● **Given records**
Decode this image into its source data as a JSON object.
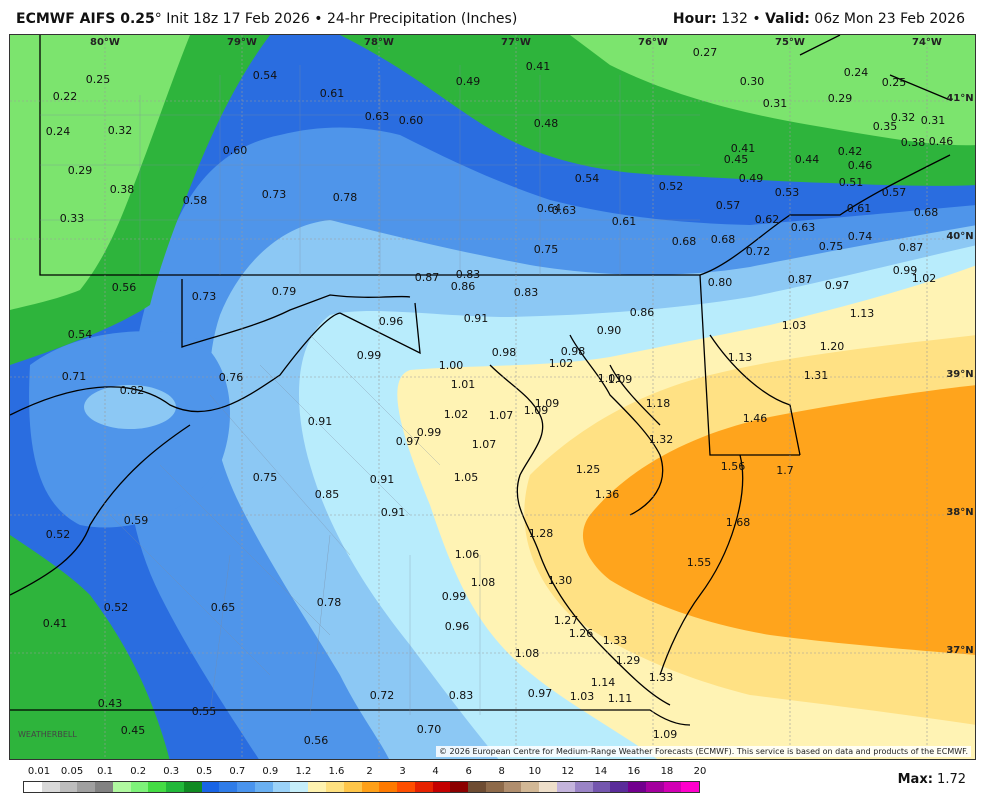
{
  "header": {
    "model": "ECMWF AIFS 0.25",
    "degree": "°",
    "init": "Init 18z 17 Feb 2026",
    "sep": "•",
    "product": "24-hr Precipitation (Inches)",
    "hour_label": "Hour:",
    "hour": "132",
    "valid_label": "Valid:",
    "valid": "06z Mon 23 Feb 2026"
  },
  "map": {
    "lon_ticks": [
      "80°W",
      "79°W",
      "78°W",
      "77°W",
      "76°W",
      "75°W",
      "74°W"
    ],
    "lat_ticks": [
      "41°N",
      "40°N",
      "39°N",
      "38°N",
      "37°N"
    ],
    "values": [
      [
        "0.22",
        55,
        62
      ],
      [
        "0.25",
        88,
        45
      ],
      [
        "0.24",
        48,
        97
      ],
      [
        "0.32",
        110,
        96
      ],
      [
        "0.29",
        70,
        136
      ],
      [
        "0.38",
        112,
        155
      ],
      [
        "0.33",
        62,
        184
      ],
      [
        "0.54",
        255,
        41
      ],
      [
        "0.61",
        322,
        59
      ],
      [
        "0.63",
        367,
        82
      ],
      [
        "0.60",
        401,
        86
      ],
      [
        "0.60",
        225,
        116
      ],
      [
        "0.58",
        185,
        166
      ],
      [
        "0.73",
        264,
        160
      ],
      [
        "0.78",
        335,
        163
      ],
      [
        "0.49",
        458,
        47
      ],
      [
        "0.41",
        528,
        32
      ],
      [
        "0.48",
        536,
        89
      ],
      [
        "0.27",
        695,
        18
      ],
      [
        "0.30",
        742,
        47
      ],
      [
        "0.24",
        846,
        38
      ],
      [
        "0.25",
        884,
        48
      ],
      [
        "0.31",
        765,
        69
      ],
      [
        "0.29",
        830,
        64
      ],
      [
        "0.32",
        893,
        83
      ],
      [
        "0.31",
        923,
        86
      ],
      [
        "0.35",
        875,
        92
      ],
      [
        "0.38",
        903,
        108
      ],
      [
        "0.46",
        931,
        107
      ],
      [
        "0.41",
        733,
        114
      ],
      [
        "0.45",
        726,
        125
      ],
      [
        "0.44",
        797,
        125
      ],
      [
        "0.42",
        840,
        117
      ],
      [
        "0.46",
        850,
        131
      ],
      [
        "0.54",
        577,
        144
      ],
      [
        "0.52",
        661,
        152
      ],
      [
        "0.49",
        741,
        144
      ],
      [
        "0.51",
        841,
        148
      ],
      [
        "0.53",
        777,
        158
      ],
      [
        "0.57",
        884,
        158
      ],
      [
        "0.57",
        718,
        171
      ],
      [
        "0.64",
        539,
        174
      ],
      [
        "0.63",
        554,
        176
      ],
      [
        "0.61",
        614,
        187
      ],
      [
        "0.62",
        757,
        185
      ],
      [
        "0.63",
        793,
        193
      ],
      [
        "0.61",
        849,
        174
      ],
      [
        "0.68",
        916,
        178
      ],
      [
        "0.74",
        850,
        202
      ],
      [
        "0.75",
        536,
        215
      ],
      [
        "0.68",
        674,
        207
      ],
      [
        "0.68",
        713,
        205
      ],
      [
        "0.72",
        748,
        217
      ],
      [
        "0.75",
        821,
        212
      ],
      [
        "0.87",
        901,
        213
      ],
      [
        "0.99",
        895,
        236
      ],
      [
        "1.02",
        914,
        244
      ],
      [
        "0.87",
        417,
        243
      ],
      [
        "0.83",
        458,
        240
      ],
      [
        "0.86",
        453,
        252
      ],
      [
        "0.83",
        516,
        258
      ],
      [
        "0.80",
        710,
        248
      ],
      [
        "0.87",
        790,
        245
      ],
      [
        "0.97",
        827,
        251
      ],
      [
        "0.56",
        114,
        253
      ],
      [
        "0.73",
        194,
        262
      ],
      [
        "0.79",
        274,
        257
      ],
      [
        "0.96",
        381,
        287
      ],
      [
        "0.91",
        466,
        284
      ],
      [
        "0.90",
        599,
        296
      ],
      [
        "0.86",
        632,
        278
      ],
      [
        "1.03",
        784,
        291
      ],
      [
        "1.13",
        852,
        279
      ],
      [
        "0.54",
        70,
        300
      ],
      [
        "0.99",
        359,
        321
      ],
      [
        "0.98",
        494,
        318
      ],
      [
        "0.98",
        563,
        317
      ],
      [
        "1.02",
        551,
        329
      ],
      [
        "1.00",
        441,
        331
      ],
      [
        "1.13",
        730,
        323
      ],
      [
        "1.20",
        822,
        312
      ],
      [
        "0.71",
        64,
        342
      ],
      [
        "0.82",
        122,
        356
      ],
      [
        "0.76",
        221,
        343
      ],
      [
        "1.01",
        453,
        350
      ],
      [
        "1.09",
        537,
        369
      ],
      [
        "1.09",
        526,
        376
      ],
      [
        "1.01",
        600,
        344
      ],
      [
        "1.09",
        610,
        345
      ],
      [
        "1.31",
        806,
        341
      ],
      [
        "1.18",
        648,
        369
      ],
      [
        "1.46",
        745,
        384
      ],
      [
        "0.91",
        310,
        387
      ],
      [
        "1.02",
        446,
        380
      ],
      [
        "1.07",
        491,
        381
      ],
      [
        "0.99",
        419,
        398
      ],
      [
        "0.97",
        398,
        407
      ],
      [
        "1.07",
        474,
        410
      ],
      [
        "1.32",
        651,
        405
      ],
      [
        "1.56",
        723,
        432
      ],
      [
        "1.7",
        775,
        436
      ],
      [
        "0.75",
        255,
        443
      ],
      [
        "0.91",
        372,
        445
      ],
      [
        "1.05",
        456,
        443
      ],
      [
        "1.25",
        578,
        435
      ],
      [
        "1.36",
        597,
        460
      ],
      [
        "0.85",
        317,
        460
      ],
      [
        "0.91",
        383,
        478
      ],
      [
        "1.68",
        728,
        488
      ],
      [
        "0.52",
        48,
        500
      ],
      [
        "0.59",
        126,
        486
      ],
      [
        "1.28",
        531,
        499
      ],
      [
        "1.06",
        457,
        520
      ],
      [
        "1.08",
        473,
        548
      ],
      [
        "1.30",
        550,
        546
      ],
      [
        "0.99",
        444,
        562
      ],
      [
        "1.55",
        689,
        528
      ],
      [
        "0.52",
        106,
        573
      ],
      [
        "0.65",
        213,
        573
      ],
      [
        "0.78",
        319,
        568
      ],
      [
        "0.96",
        447,
        592
      ],
      [
        "1.27",
        556,
        586
      ],
      [
        "1.26",
        571,
        599
      ],
      [
        "1.33",
        605,
        606
      ],
      [
        "0.41",
        45,
        589
      ],
      [
        "1.08",
        517,
        619
      ],
      [
        "1.29",
        618,
        626
      ],
      [
        "1.33",
        651,
        643
      ],
      [
        "1.14",
        593,
        648
      ],
      [
        "0.72",
        372,
        661
      ],
      [
        "0.83",
        451,
        661
      ],
      [
        "0.97",
        530,
        659
      ],
      [
        "1.03",
        572,
        662
      ],
      [
        "1.11",
        610,
        664
      ],
      [
        "0.43",
        100,
        669
      ],
      [
        "0.55",
        194,
        677
      ],
      [
        "0.45",
        123,
        696
      ],
      [
        "0.70",
        419,
        695
      ],
      [
        "0.56",
        306,
        706
      ],
      [
        "1.09",
        655,
        700
      ]
    ]
  },
  "copyright": "© 2026 European Centre for Medium-Range Weather Forecasts (ECMWF). This service is based on data and products of the ECMWF.",
  "logo_text": "WEATHERBELL",
  "legend": {
    "labels": [
      "0.01",
      "0.05",
      "0.1",
      "0.2",
      "0.3",
      "0.5",
      "0.7",
      "0.9",
      "1.2",
      "1.6",
      "2",
      "3",
      "4",
      "6",
      "8",
      "10",
      "12",
      "14",
      "16",
      "18",
      "20"
    ],
    "colors": [
      "#ffffff",
      "#d9d9d9",
      "#bdbdbd",
      "#a0a0a0",
      "#828282",
      "#b0f8a0",
      "#7ef27a",
      "#44dc44",
      "#22b83a",
      "#108a22",
      "#1864e6",
      "#2f7ce8",
      "#4a94ee",
      "#6ab0f2",
      "#9bd2f8",
      "#c5eefa",
      "#fff3b0",
      "#ffe180",
      "#ffc64a",
      "#ffa018",
      "#ff7a00",
      "#ff4e00",
      "#e62200",
      "#c40000",
      "#8c0000",
      "#6e4c32",
      "#8e6a4a",
      "#b08e6e",
      "#d2b896",
      "#eedfca",
      "#c4b4dc",
      "#9a84c6",
      "#7456ae",
      "#5a2c9a",
      "#72008e",
      "#a4009e",
      "#d200b4",
      "#ff00cc"
    ]
  },
  "max_label": "Max:",
  "max_value": "1.72",
  "colors": {
    "green_light": "#7ce46e",
    "green": "#2eb43c",
    "blue_dark": "#2a6de0",
    "blue_mid": "#4f95ea",
    "blue_light": "#8cc8f4",
    "cyan_light": "#b8ecfc",
    "yellow": "#fff3b4",
    "yellow_dark": "#ffe184",
    "orange": "#ffa41c"
  }
}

● **Task directions**
Determine the number of lines in the records that include the string "data", and respond with that number only.

● **Output for this exercise**
2